The records below must be transcribed exactly, with each picture left out.

## Entries from a visual dataset:
+++++
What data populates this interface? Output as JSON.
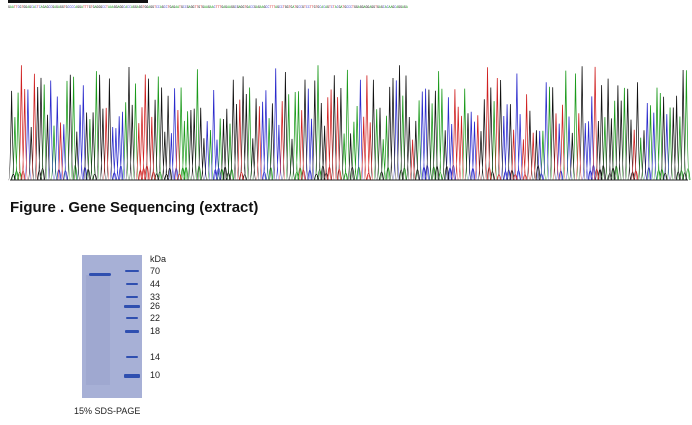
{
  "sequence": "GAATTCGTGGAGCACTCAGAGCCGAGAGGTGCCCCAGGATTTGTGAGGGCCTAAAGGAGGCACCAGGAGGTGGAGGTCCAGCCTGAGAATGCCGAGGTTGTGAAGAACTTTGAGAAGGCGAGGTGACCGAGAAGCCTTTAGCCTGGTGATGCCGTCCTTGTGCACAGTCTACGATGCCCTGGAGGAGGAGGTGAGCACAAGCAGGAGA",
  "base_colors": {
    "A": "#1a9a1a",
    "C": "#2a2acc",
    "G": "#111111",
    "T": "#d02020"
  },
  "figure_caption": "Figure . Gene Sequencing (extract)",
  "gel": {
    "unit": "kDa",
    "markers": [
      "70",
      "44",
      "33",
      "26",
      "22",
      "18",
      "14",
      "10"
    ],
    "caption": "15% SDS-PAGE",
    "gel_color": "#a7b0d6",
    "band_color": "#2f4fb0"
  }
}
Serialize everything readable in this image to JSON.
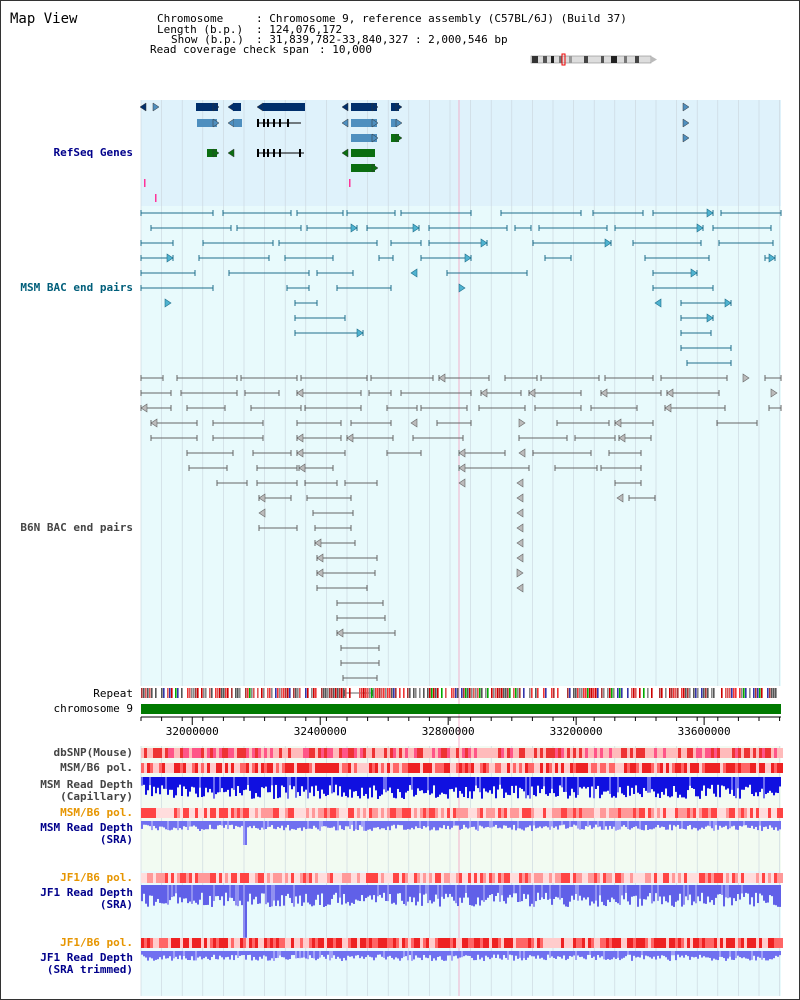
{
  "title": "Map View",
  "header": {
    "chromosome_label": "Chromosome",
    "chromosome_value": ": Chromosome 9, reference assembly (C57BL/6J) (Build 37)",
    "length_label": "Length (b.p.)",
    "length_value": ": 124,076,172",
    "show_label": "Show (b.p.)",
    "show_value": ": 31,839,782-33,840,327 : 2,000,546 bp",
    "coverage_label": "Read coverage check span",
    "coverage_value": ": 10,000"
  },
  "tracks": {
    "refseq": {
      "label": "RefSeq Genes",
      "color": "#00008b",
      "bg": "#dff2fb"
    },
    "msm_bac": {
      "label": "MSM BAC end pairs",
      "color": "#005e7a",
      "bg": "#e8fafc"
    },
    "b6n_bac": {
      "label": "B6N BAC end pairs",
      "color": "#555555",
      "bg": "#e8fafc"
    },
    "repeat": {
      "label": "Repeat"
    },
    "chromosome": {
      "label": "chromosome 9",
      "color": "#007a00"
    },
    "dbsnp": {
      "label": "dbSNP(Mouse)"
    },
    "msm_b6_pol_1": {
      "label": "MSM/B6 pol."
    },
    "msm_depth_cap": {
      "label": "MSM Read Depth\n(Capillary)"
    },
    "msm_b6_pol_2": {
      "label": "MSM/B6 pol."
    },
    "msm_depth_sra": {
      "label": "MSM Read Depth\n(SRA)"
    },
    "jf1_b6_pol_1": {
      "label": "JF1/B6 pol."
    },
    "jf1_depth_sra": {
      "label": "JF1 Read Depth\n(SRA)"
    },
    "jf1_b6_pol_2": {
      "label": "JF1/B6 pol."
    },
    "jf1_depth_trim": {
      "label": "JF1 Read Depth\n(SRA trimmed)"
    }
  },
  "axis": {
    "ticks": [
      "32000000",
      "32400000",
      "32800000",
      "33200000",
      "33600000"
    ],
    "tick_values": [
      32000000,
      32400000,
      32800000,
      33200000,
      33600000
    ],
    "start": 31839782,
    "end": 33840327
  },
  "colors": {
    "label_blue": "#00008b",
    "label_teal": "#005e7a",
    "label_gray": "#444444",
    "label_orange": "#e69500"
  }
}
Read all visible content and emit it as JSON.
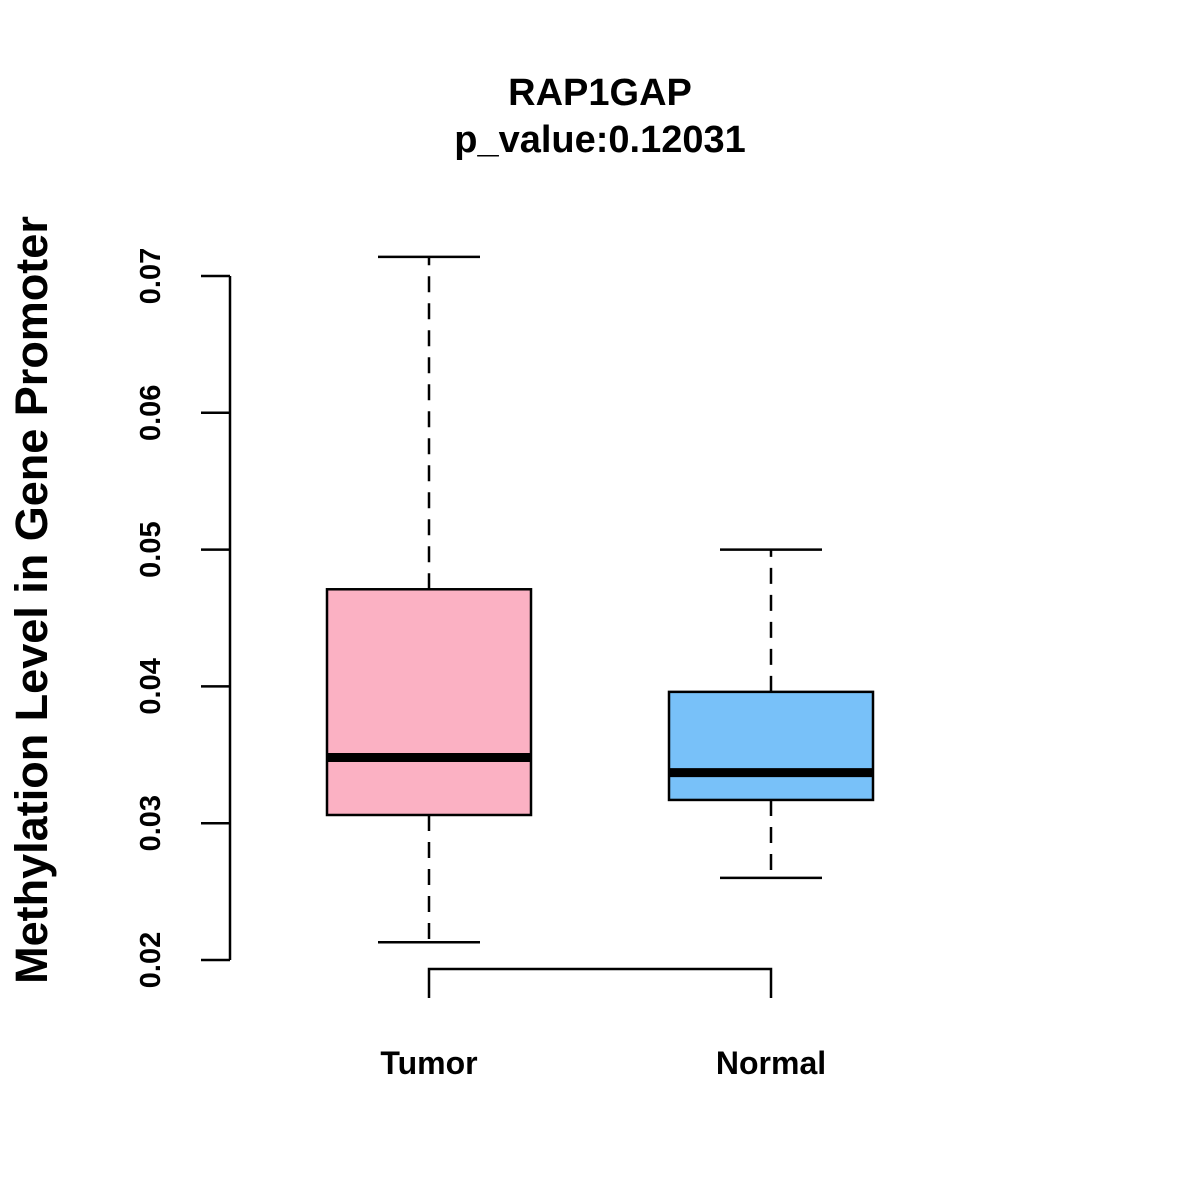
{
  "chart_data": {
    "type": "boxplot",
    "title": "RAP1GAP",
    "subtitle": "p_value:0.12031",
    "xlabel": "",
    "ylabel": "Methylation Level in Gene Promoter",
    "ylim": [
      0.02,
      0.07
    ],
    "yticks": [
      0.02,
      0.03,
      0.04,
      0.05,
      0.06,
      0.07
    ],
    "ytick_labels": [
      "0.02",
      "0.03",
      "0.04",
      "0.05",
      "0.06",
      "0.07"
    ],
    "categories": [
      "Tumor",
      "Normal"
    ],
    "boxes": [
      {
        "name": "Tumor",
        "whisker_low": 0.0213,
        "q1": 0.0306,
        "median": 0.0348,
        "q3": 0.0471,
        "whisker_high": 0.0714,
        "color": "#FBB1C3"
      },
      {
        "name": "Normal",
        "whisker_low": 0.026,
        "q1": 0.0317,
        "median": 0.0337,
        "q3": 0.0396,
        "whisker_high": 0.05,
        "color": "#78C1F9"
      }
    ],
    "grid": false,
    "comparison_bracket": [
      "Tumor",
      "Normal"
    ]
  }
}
+++++
## RESULT OF THIS TASK:
What data populates this interface? Output as JSON.
{
  "sequence": "GAATTCGTGGAGCACTCAGAGCCGAGAGGTGCCCCAGGATTTGTGAGGGCCTAAAGGAGGCACCAGGAGGTGGAGGTCCAGCCTGAGAATGCCGAGGTTGTGAAGAACTTTGAGAAGGCGAGGTGACCGAGAAGCCTTTAGCCTGGTGATGCCGTCCTTGTGCACAGTCTACGATGCCCTGGAGGAGGAGGTGAGCACAAGCAGGAGA",
  "base_colors": {
    "A": "#1a9a1a",
    "C": "#2a2acc",
    "G": "#111111",
    "T": "#d02020"
  },
  "figure_caption": "Figure . Gene Sequencing (extract)",
  "gel": {
    "unit": "kDa",
    "markers": [
      "70",
      "44",
      "33",
      "26",
      "22",
      "18",
      "14",
      "10"
    ],
    "caption": "15% SDS-PAGE",
    "gel_color": "#a7b0d6",
    "band_color": "#2f4fb0"
  }
}
Serialize everything readable in this image to JSON.
{
  "title": "Map View",
  "header": {
    "chromosome_label": "Chromosome",
    "chromosome_value": ": Chromosome 9, reference assembly (C57BL/6J) (Build 37)",
    "length_label": "Length (b.p.)",
    "length_value": ": 124,076,172",
    "show_label": "Show (b.p.)",
    "show_value": ": 31,839,782-33,840,327 : 2,000,546 bp",
    "coverage_label": "Read coverage check span",
    "coverage_value": ": 10,000"
  },
  "tracks": {
    "refseq": {
      "label": "RefSeq Genes",
      "color": "#00008b",
      "bg": "#dff2fb"
    },
    "msm_bac": {
      "label": "MSM BAC end pairs",
      "color": "#005e7a",
      "bg": "#e8fafc"
    },
    "b6n_bac": {
      "label": "B6N BAC end pairs",
      "color": "#555555",
      "bg": "#e8fafc"
    },
    "repeat": {
      "label": "Repeat"
    },
    "chromosome": {
      "label": "chromosome 9",
      "color": "#007a00"
    },
    "dbsnp": {
      "label": "dbSNP(Mouse)"
    },
    "msm_b6_pol_1": {
      "label": "MSM/B6 pol."
    },
    "msm_depth_cap": {
      "label": "MSM Read Depth\n(Capillary)"
    },
    "msm_b6_pol_2": {
      "label": "MSM/B6 pol."
    },
    "msm_depth_sra": {
      "label": "MSM Read Depth\n(SRA)"
    },
    "jf1_b6_pol_1": {
      "label": "JF1/B6 pol."
    },
    "jf1_depth_sra": {
      "label": "JF1 Read Depth\n(SRA)"
    },
    "jf1_b6_pol_2": {
      "label": "JF1/B6 pol."
    },
    "jf1_depth_trim": {
      "label": "JF1 Read Depth\n(SRA trimmed)"
    }
  },
  "axis": {
    "ticks": [
      "32000000",
      "32400000",
      "32800000",
      "33200000",
      "33600000"
    ],
    "tick_values": [
      32000000,
      32400000,
      32800000,
      33200000,
      33600000
    ],
    "start": 31839782,
    "end": 33840327
  },
  "colors": {
    "label_blue": "#00008b",
    "label_teal": "#005e7a",
    "label_gray": "#444444",
    "label_orange": "#e69500"
  }
}
Read all visible content and emit it as JSON.
{
  "chart_data": {
    "type": "boxplot",
    "title": "RAP1GAP",
    "subtitle": "p_value:0.12031",
    "xlabel": "",
    "ylabel": "Methylation Level in Gene Promoter",
    "ylim": [
      0.02,
      0.07
    ],
    "yticks": [
      0.02,
      0.03,
      0.04,
      0.05,
      0.06,
      0.07
    ],
    "ytick_labels": [
      "0.02",
      "0.03",
      "0.04",
      "0.05",
      "0.06",
      "0.07"
    ],
    "categories": [
      "Tumor",
      "Normal"
    ],
    "boxes": [
      {
        "name": "Tumor",
        "whisker_low": 0.0213,
        "q1": 0.0306,
        "median": 0.0348,
        "q3": 0.0471,
        "whisker_high": 0.0714,
        "color": "#FBB1C3"
      },
      {
        "name": "Normal",
        "whisker_low": 0.026,
        "q1": 0.0317,
        "median": 0.0337,
        "q3": 0.0396,
        "whisker_high": 0.05,
        "color": "#78C1F9"
      }
    ],
    "grid": false,
    "comparison_bracket": [
      "Tumor",
      "Normal"
    ]
  }
}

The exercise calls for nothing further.